Find the lines holding the word "منهم" and collect them.

#### DATA LISTING ####

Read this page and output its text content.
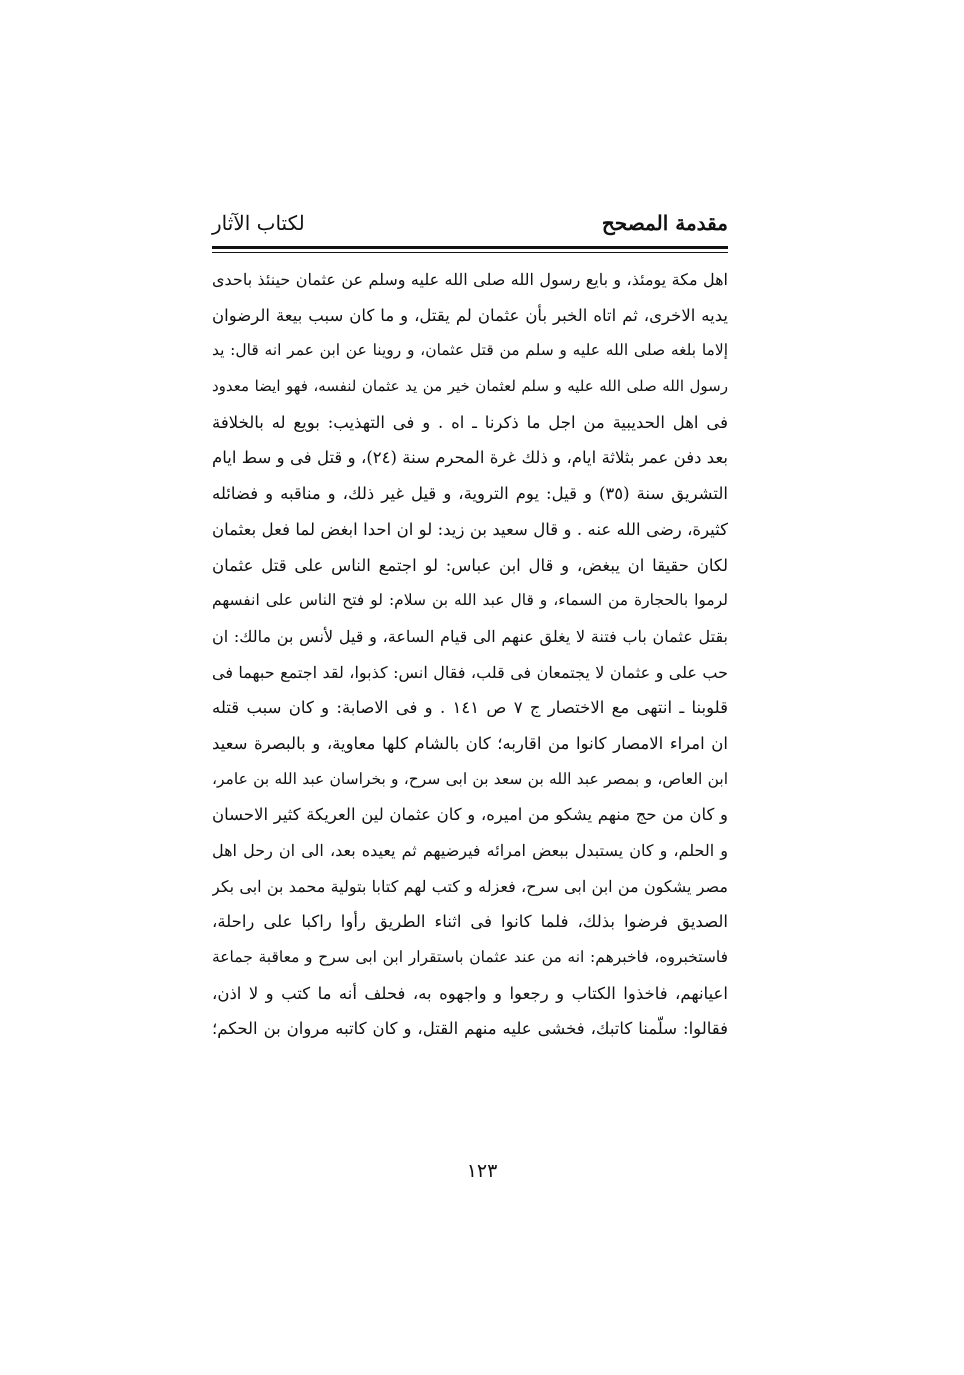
مقدمة المصحح
لكتاب الآثار
اهل مكة يومئذ، و بايع رسول الله صلى الله عليه وسلم عن عثمان حينئذ باحدى
يديه الاخرى، ثم اتاه الخبر بأن عثمان لم يقتل، و ما كان سبب بيعة الرضوان
إلاما بلغه صلى الله عليه و سلم من قتل عثمان، و روينا عن ابن عمر انه قال: يد
رسول الله صلى الله عليه و سلم لعثمان خير من يد عثمان لنفسه، فهو ايضا معدود
فى اهل الحديبية من اجل ما ذكرنا ـ اه . و فى التهذيب: بويع له بالخلافة
بعد دفن عمر بثلاثة ايام، و ذلك غرة المحرم سنة (٢٤)، و قتل فى و سط ايام
التشريق سنة (٣٥) و قيل: يوم التروية، و قيل غير ذلك، و مناقبه و فضائله
كثيرة، رضى الله عنه . و قال سعيد بن زيد: لو ان احدا ابغض لما فعل بعثمان
لكان حقيقا ان يبغض، و قال ابن عباس: لو اجتمع الناس على قتل عثمان
لرموا بالحجارة من السماء، و قال عبد الله بن سلام: لو فتح الناس على انفسهم
بقتل عثمان باب فتنة لا يغلق عنهم الى قيام الساعة، و قيل لأنس بن مالك: ان
حب على و عثمان لا يجتمعان فى قلب، فقال انس: كذبوا، لقد اجتمع حبهما فى
قلوبنا ـ انتهى مع الاختصار ج ٧ ص ١٤١ . و فى الاصابة: و كان سبب قتله
ان امراء الامصار كانوا من اقاربه؛ كان بالشام كلها معاوية، و بالبصرة سعيد
ابن العاص، و بمصر عبد الله بن سعد بن ابى سرح، و بخراسان عبد الله بن عامر،
و كان من حج منهم يشكو من اميره، و كان عثمان لين العريكة كثير الاحسان
و الحلم، و كان يستبدل ببعض امرائه فيرضيهم ثم يعيده بعد، الى ان رحل اهل
مصر يشكون من ابن ابى سرح، فعزله و كتب لهم كتابا بتولية محمد بن ابى بكر
الصديق فرضوا بذلك، فلما كانوا فى اثناء الطريق رأوا راكبا على راحلة،
فاستخبروه، فاخبرهم: انه من عند عثمان باستقرار ابن ابى سرح و معاقبة جماعة
اعيانهم، فاخذوا الكتاب و رجعوا و واجهوه به، فحلف أنه ما كتب و لا اذن،
فقالوا: سلّمنا كاتبك، فخشى عليه منهم القتل، و كان كاتبه مروان بن الحكم؛
١٢٣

####

*RIGHT ANSWER*.
و كان من حج منهم يشكو من اميره، و كان عثمان لين العريكة كثير الاحسان
فقالوا: سلّمنا كاتبك، فخشى عليه منهم القتل، و كان كاتبه مروان بن الحكم؛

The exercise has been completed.